== REQUIREMENT ==
Take every line from the listing below that includes "آنجا" and copy it.

== DATA RECORDS ==
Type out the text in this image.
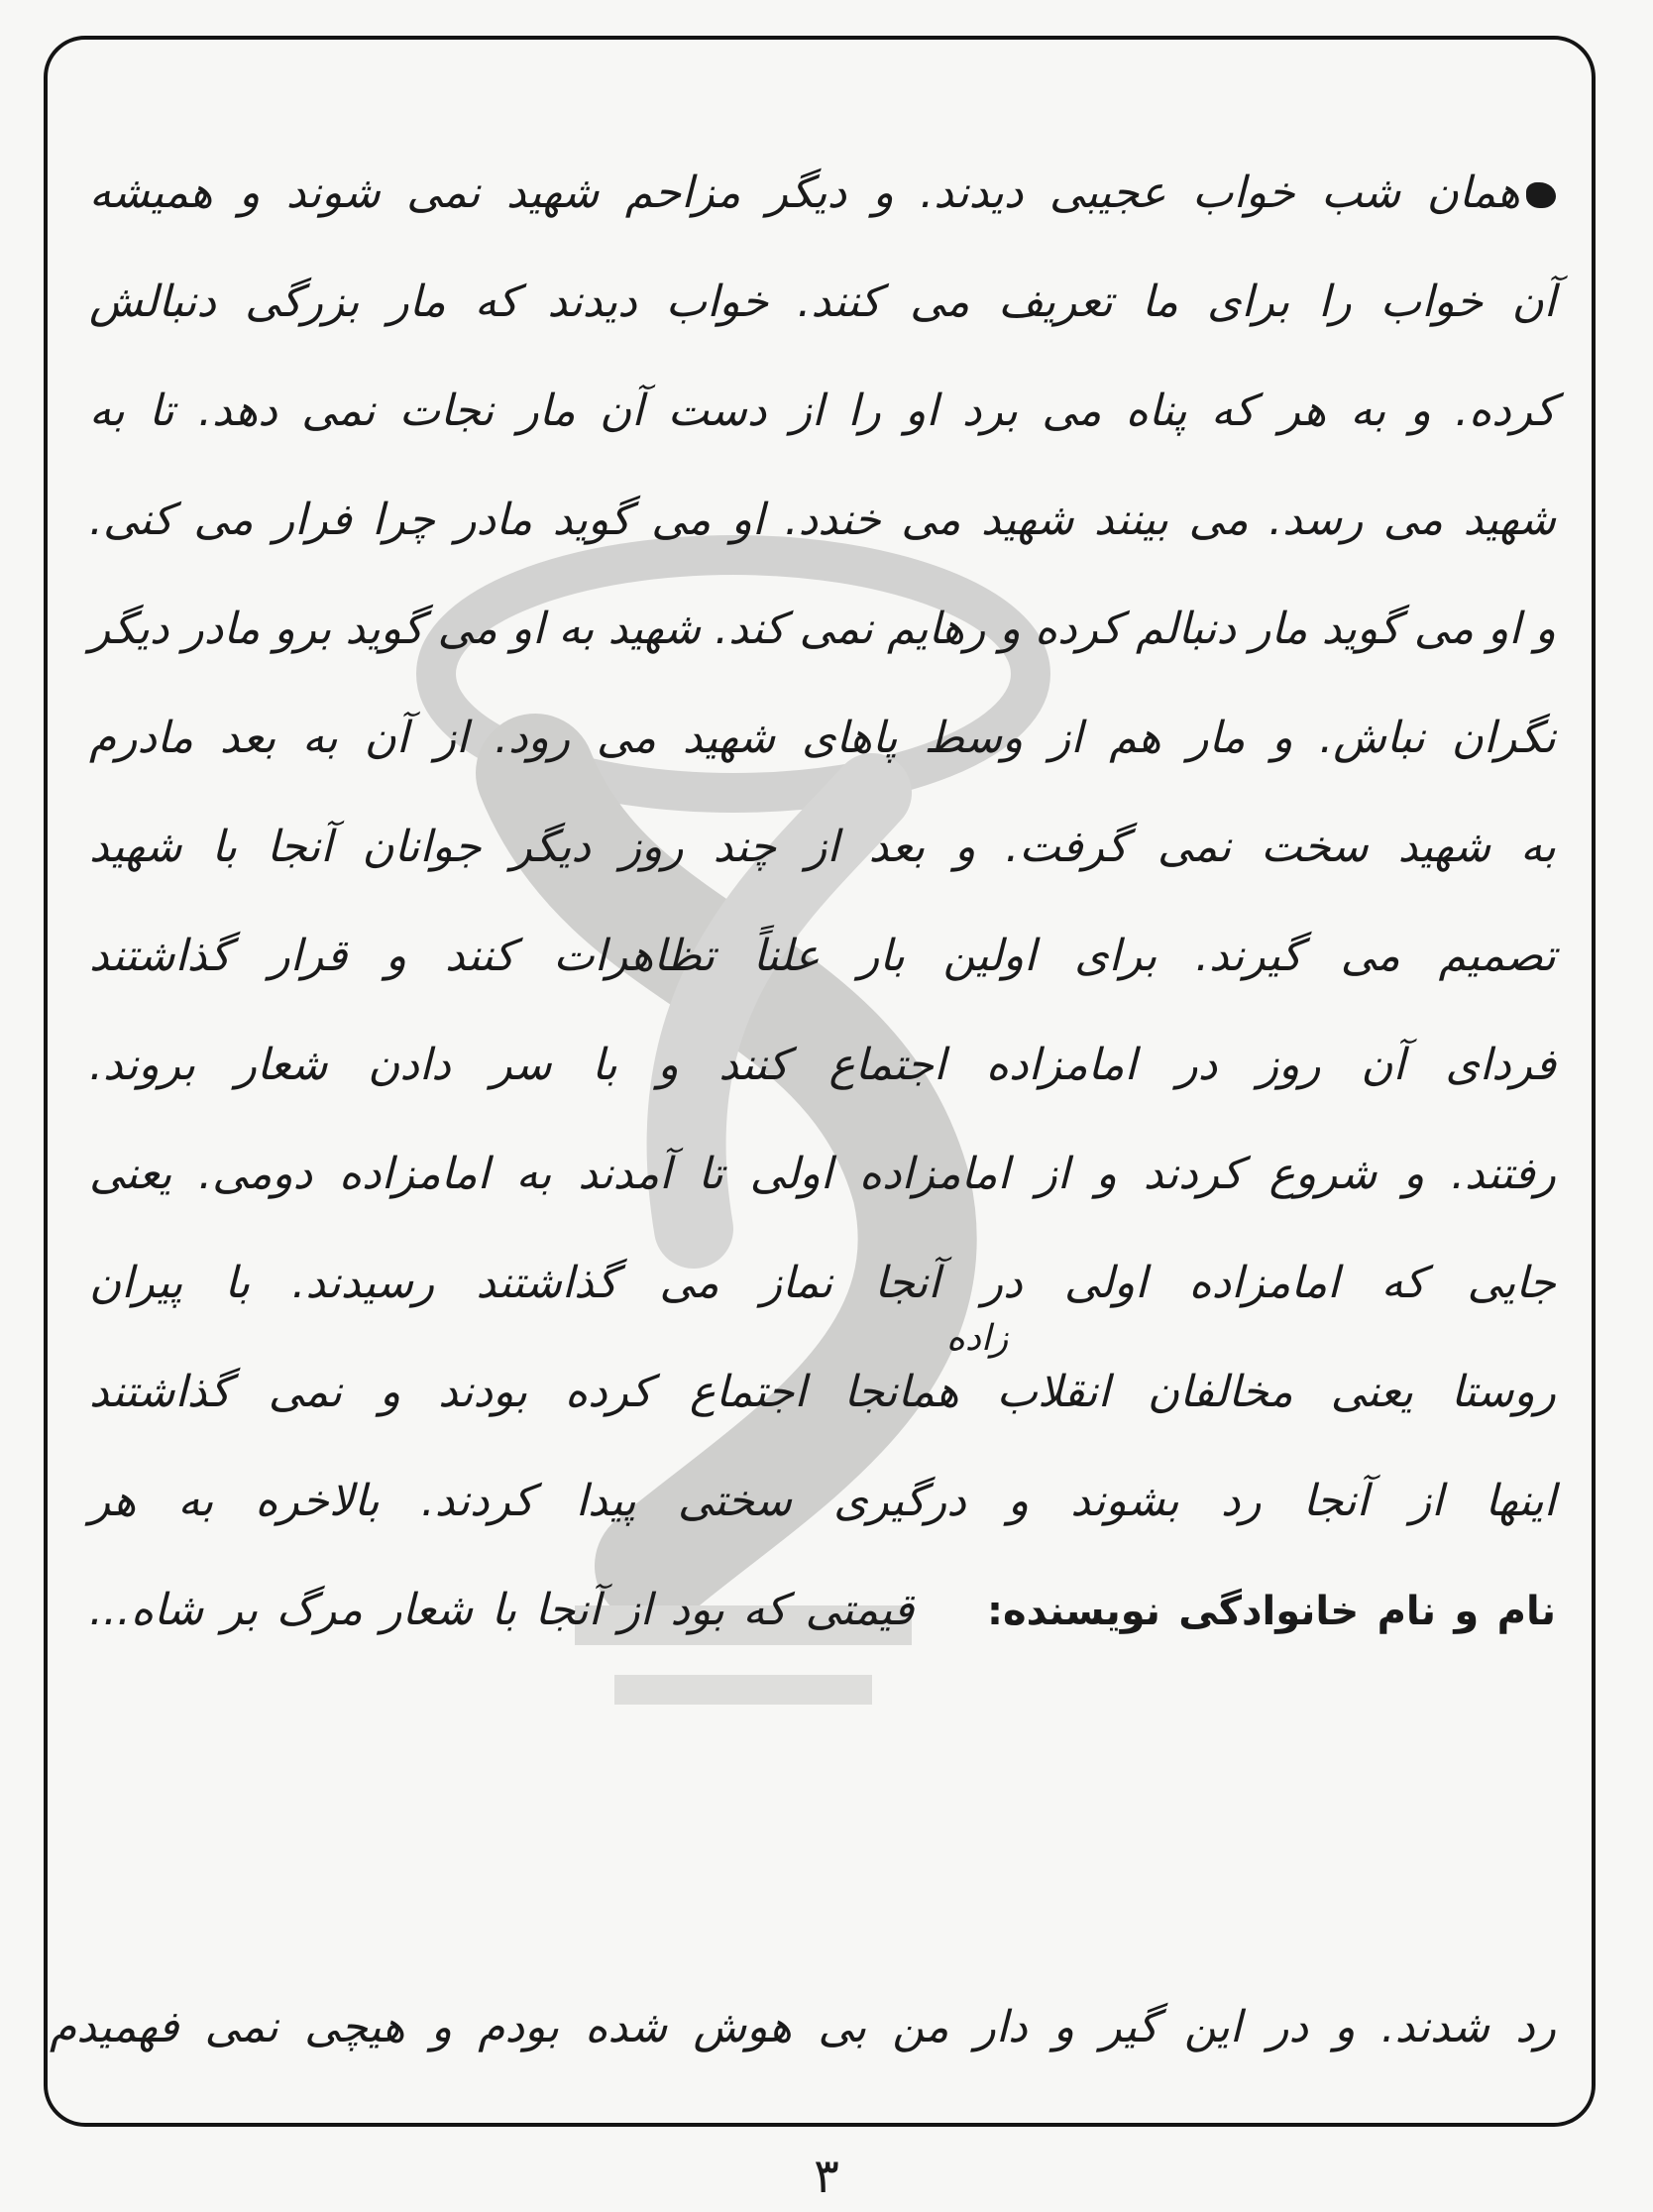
همان شب خواب عجیبی دیدند. و دیگر مزاحم شهید نمی شوند و همیشه
آن خواب را برای ما تعریف می کنند. خواب دیدند که مار بزرگی دنبالش
کرده. و به هر که پناه می برد او را از دست آن مار نجات نمی دهد. تا به
شهید می رسد. می بینند شهید می خندد. او می گوید مادر چرا فرار می کنی.
و او می گوید مار دنبالم کرده و رهایم نمی کند. شهید به او می گوید برو مادر دیگر
نگران نباش. و مار هم از وسط پاهای شهید می رود. از آن به بعد مادرم
به شهید سخت نمی گرفت. و بعد از چند روز دیگر جوانان آنجا با شهید
تصمیم می گیرند. برای اولین بار علناً تظاهرات کنند و قرار گذاشتند
فردای آن روز در امامزاده اجتماع کنند و با سر دادن شعار بروند.
رفتند. و شروع کردند و از امامزاده اولی تا آمدند به امامزاده دومی. یعنی
جایی که امامزاده اولی در آنجا نماز می گذاشتند رسیدند. با پیران
روستا یعنی مخالفان انقلاب همانجا اجتماع کرده بودند و نمی گذاشتند
اینها از آنجا رد بشوند و درگیری سختی پیدا کردند. بالاخره به هر
نام و نام خانوادگی نویسنده:    قیمتی که بود از آنجا با شعار مرگ بر شاه...
زاده
رد شدند. و در این گیر و دار من بی هوش شده بودم و هیچی نمی فهمیدم
۳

== OUTPUT FOR THIS TASK ==
به شهید سخت نمی گرفت. و بعد از چند روز دیگر جوانان آنجا با شهید
جایی که امامزاده اولی در آنجا نماز می گذاشتند رسیدند. با پیران
اینها از آنجا رد بشوند و درگیری سختی پیدا کردند. بالاخره به هر
نام و نام خانوادگی نویسنده:    قیمتی که بود از آنجا با شعار مرگ بر شاه...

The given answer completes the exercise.